▶ Task inputs:
▼

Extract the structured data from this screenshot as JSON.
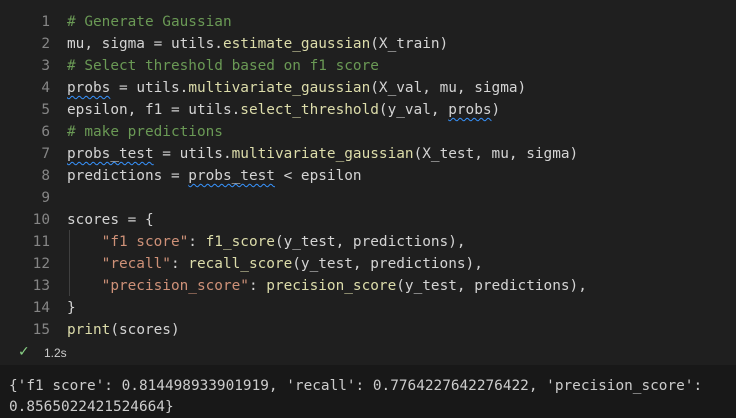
{
  "colors": {
    "background": "#1f1f1f",
    "output_background": "#181818",
    "comment": "#6a9955",
    "string": "#ce9178",
    "function": "#dcdcaa",
    "line_number": "#858585",
    "success": "#89d185",
    "squiggle": "#3794ff"
  },
  "lines": [
    {
      "n": "1",
      "tokens": [
        [
          "# Generate Gaussian",
          "c-comment"
        ]
      ]
    },
    {
      "n": "2",
      "tokens": [
        [
          "mu, sigma = utils.",
          "c-plain"
        ],
        [
          "estimate_gaussian",
          "c-fn"
        ],
        [
          "(X_train)",
          "c-plain"
        ]
      ]
    },
    {
      "n": "3",
      "tokens": [
        [
          "# Select threshold based on f1 score",
          "c-comment"
        ]
      ]
    },
    {
      "n": "4",
      "tokens": [
        [
          "probs",
          "c-plain squiggle"
        ],
        [
          " = utils.",
          "c-plain"
        ],
        [
          "multivariate_gaussian",
          "c-fn"
        ],
        [
          "(X_val, mu, sigma)",
          "c-plain"
        ]
      ]
    },
    {
      "n": "5",
      "tokens": [
        [
          "epsilon, f1 = utils.",
          "c-plain"
        ],
        [
          "select_threshold",
          "c-fn"
        ],
        [
          "(y_val, ",
          "c-plain"
        ],
        [
          "probs",
          "c-plain squiggle"
        ],
        [
          ")",
          "c-plain"
        ]
      ]
    },
    {
      "n": "6",
      "tokens": [
        [
          "# make predictions",
          "c-comment"
        ]
      ]
    },
    {
      "n": "7",
      "tokens": [
        [
          "probs_test",
          "c-plain squiggle"
        ],
        [
          " = utils.",
          "c-plain"
        ],
        [
          "multivariate_gaussian",
          "c-fn"
        ],
        [
          "(X_test, mu, sigma)",
          "c-plain"
        ]
      ]
    },
    {
      "n": "8",
      "tokens": [
        [
          "predictions = ",
          "c-plain"
        ],
        [
          "probs_test",
          "c-plain squiggle"
        ],
        [
          " < epsilon",
          "c-plain"
        ]
      ]
    },
    {
      "n": "9",
      "tokens": []
    },
    {
      "n": "10",
      "tokens": [
        [
          "scores = {",
          "c-plain"
        ]
      ]
    },
    {
      "n": "11",
      "tokens": [
        [
          "    ",
          "c-plain"
        ],
        [
          "\"f1 score\"",
          "c-str"
        ],
        [
          ": ",
          "c-plain"
        ],
        [
          "f1_score",
          "c-fn"
        ],
        [
          "(y_test, predictions),",
          "c-plain"
        ]
      ]
    },
    {
      "n": "12",
      "tokens": [
        [
          "    ",
          "c-plain"
        ],
        [
          "\"recall\"",
          "c-str"
        ],
        [
          ": ",
          "c-plain"
        ],
        [
          "recall_score",
          "c-fn"
        ],
        [
          "(y_test, predictions),",
          "c-plain"
        ]
      ]
    },
    {
      "n": "13",
      "tokens": [
        [
          "    ",
          "c-plain"
        ],
        [
          "\"precision_score\"",
          "c-str"
        ],
        [
          ": ",
          "c-plain"
        ],
        [
          "precision_score",
          "c-fn"
        ],
        [
          "(y_test, predictions),",
          "c-plain"
        ]
      ]
    },
    {
      "n": "14",
      "tokens": [
        [
          "}",
          "c-plain"
        ]
      ]
    },
    {
      "n": "15",
      "tokens": [
        [
          "print",
          "c-fn"
        ],
        [
          "(scores)",
          "c-plain"
        ]
      ]
    }
  ],
  "status": {
    "icon": "check-icon",
    "check_glyph": "✓",
    "duration": "1.2s"
  },
  "output": {
    "text": "{'f1 score': 0.814498933901919, 'recall': 0.7764227642276422, 'precision_score': 0.8565022421524664}"
  }
}
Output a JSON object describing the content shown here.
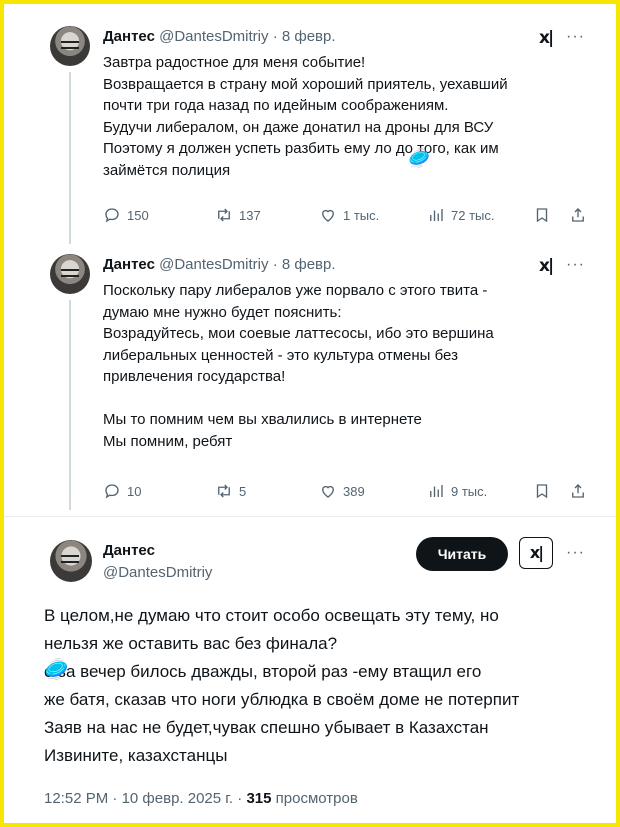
{
  "tweets": [
    {
      "name": "Дантес",
      "handle": "@DantesDmitriy",
      "dot": "·",
      "date": "8 февр.",
      "text": "Завтра радостное для меня событие!\nВозвращается в страну мой хороший приятель, уехавший\nпочти три года назад по идейным соображениям.\nБудучи либералом, он даже донатил на дроны для ВСУ\nПоэтому я должен успеть разбить ему      ло до того, как им\nзаймётся полиция",
      "replies": "150",
      "reposts": "137",
      "likes": "1 тыс.",
      "views": "72 тыс."
    },
    {
      "name": "Дантес",
      "handle": "@DantesDmitriy",
      "dot": "·",
      "date": "8 февр.",
      "text": "Поскольку пару либералов уже порвало с этого твита -\nдумаю мне нужно будет пояснить:\nВозрадуйтесь, мои соевые латтесосы, ибо это вершина\nлиберальных ценностей - это культура отмены без\nпривлечения государства!\n\nМы то помним чем вы хвалились в интернете\nМы помним, ребят",
      "replies": "10",
      "reposts": "5",
      "likes": "389",
      "views": "9 тыс."
    }
  ],
  "main": {
    "name": "Дантес",
    "handle": "@DantesDmitriy",
    "follow_label": "Читать",
    "text": "В целом,не думаю что стоит особо освещать эту тему, но\nнельзя же оставить вас без финала?\n     о за вечер билось дважды, второй раз -ему втащил его\nже батя, сказав что ноги ублюдка в своём доме не потерпит\nЗаяв на нас не будет,чувак спешно убывает в Казахстан\nИзвините, казахстанцы",
    "time": "12:52 PM",
    "dot": "·",
    "date": "10 февр. 2025 г.",
    "views_count": "315",
    "views_label": "просмотров"
  },
  "grok_label": "x|",
  "more_label": "···",
  "icons": {
    "reply": "reply-icon",
    "repost": "repost-icon",
    "like": "heart-icon",
    "views": "views-icon",
    "bookmark": "bookmark-icon",
    "share": "share-icon"
  },
  "colors": {
    "frame": "#f7e600",
    "text": "#0f1419",
    "muted": "#536471"
  }
}
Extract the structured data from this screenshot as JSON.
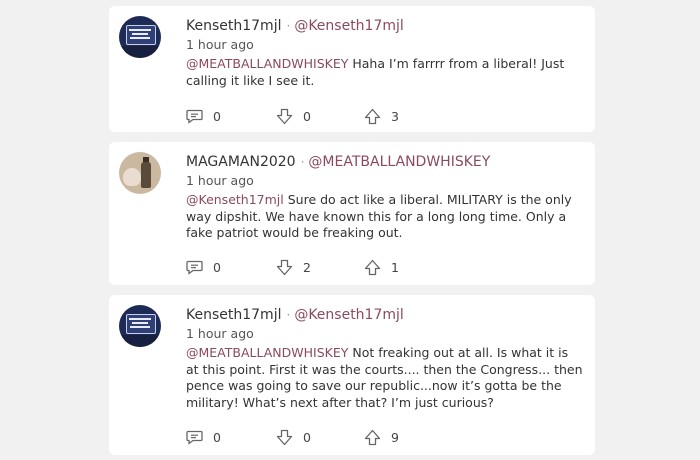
{
  "comments": [
    {
      "username": "Kenseth17mjl",
      "separator": "·",
      "reply_to": "@Kenseth17mjl",
      "time": "1 hour ago",
      "mention": "@MEATBALLANDWHISKEY",
      "text": " Haha I’m farrrr from a liberal! Just calling it like I see it.",
      "avatar": "wisconsin-sign-avatar",
      "comment_count": "0",
      "downvote_count": "0",
      "upvote_count": "3"
    },
    {
      "username": "MAGAMAN2020",
      "separator": "·",
      "reply_to": "@MEATBALLANDWHISKEY",
      "time": "1 hour ago",
      "mention": "@Kenseth17mjl",
      "text": " Sure do act like a liberal. MILITARY is the only way dipshit. We have known this for a long long time. Only a fake patriot would be freaking out.",
      "avatar": "dog-and-bottle-avatar",
      "comment_count": "0",
      "downvote_count": "2",
      "upvote_count": "1"
    },
    {
      "username": "Kenseth17mjl",
      "separator": "·",
      "reply_to": "@Kenseth17mjl",
      "time": "1 hour ago",
      "mention": "@MEATBALLANDWHISKEY",
      "text": " Not freaking out at all. Is what it is at this point. First it was the courts.... then the Congress... then pence was going to save our republic...now it’s gotta be the military! What’s next after that? I’m just curious?",
      "avatar": "wisconsin-sign-avatar",
      "comment_count": "0",
      "downvote_count": "0",
      "upvote_count": "9"
    }
  ],
  "colors": {
    "background": "#f1f1f1",
    "card": "#ffffff",
    "mention": "#8a4a5c",
    "text": "#333333"
  },
  "icons": {
    "comment": "speech-bubble-icon",
    "downvote": "down-arrow-icon",
    "upvote": "up-arrow-icon"
  }
}
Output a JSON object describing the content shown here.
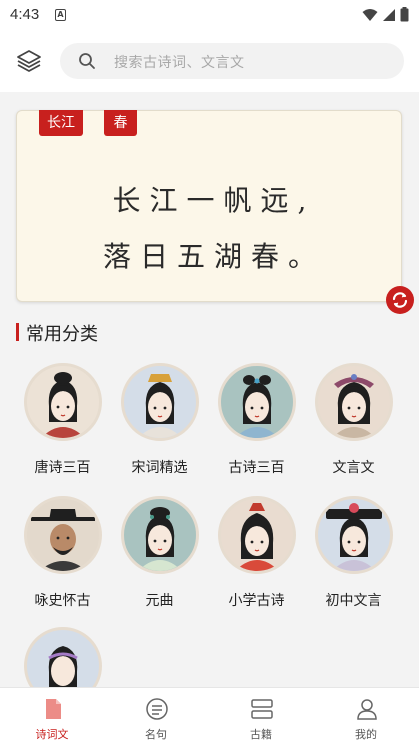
{
  "status_bar": {
    "time": "4:43",
    "a_badge": "A"
  },
  "search": {
    "placeholder": "搜索古诗词、文言文"
  },
  "poem": {
    "tags": [
      "长江",
      "春"
    ],
    "lines": [
      "长江一帆远,",
      "落日五湖春。"
    ]
  },
  "section": {
    "title": "常用分类"
  },
  "categories": [
    {
      "label": "唐诗三百",
      "icon": "tang-poet-avatar-icon"
    },
    {
      "label": "宋词精选",
      "icon": "song-lady-avatar-icon"
    },
    {
      "label": "古诗三百",
      "icon": "ancient-lady-avatar-icon"
    },
    {
      "label": "文言文",
      "icon": "scholar-lady-avatar-icon"
    },
    {
      "label": "咏史怀古",
      "icon": "official-avatar-icon"
    },
    {
      "label": "元曲",
      "icon": "opera-lady-avatar-icon"
    },
    {
      "label": "小学古诗",
      "icon": "princess-avatar-icon"
    },
    {
      "label": "初中文言",
      "icon": "qing-lady-avatar-icon"
    },
    {
      "label": "",
      "icon": "girl-avatar-icon"
    }
  ],
  "bottom_nav": [
    {
      "label": "诗词文",
      "icon": "document-icon",
      "active": true
    },
    {
      "label": "名句",
      "icon": "quote-icon",
      "active": false
    },
    {
      "label": "古籍",
      "icon": "books-icon",
      "active": false
    },
    {
      "label": "我的",
      "icon": "person-icon",
      "active": false
    }
  ],
  "colors": {
    "accent": "#c8201e",
    "card_bg": "#fcf7e9",
    "page_bg": "#f3f3f3"
  }
}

▲

▶ To do:
Which lines hold the word "utils"? Copy all of them.

▶ Exercise output:
          "mu, sigma = utils.",
          " = utils.",
          "epsilon, f1 = utils.",
          " = utils.",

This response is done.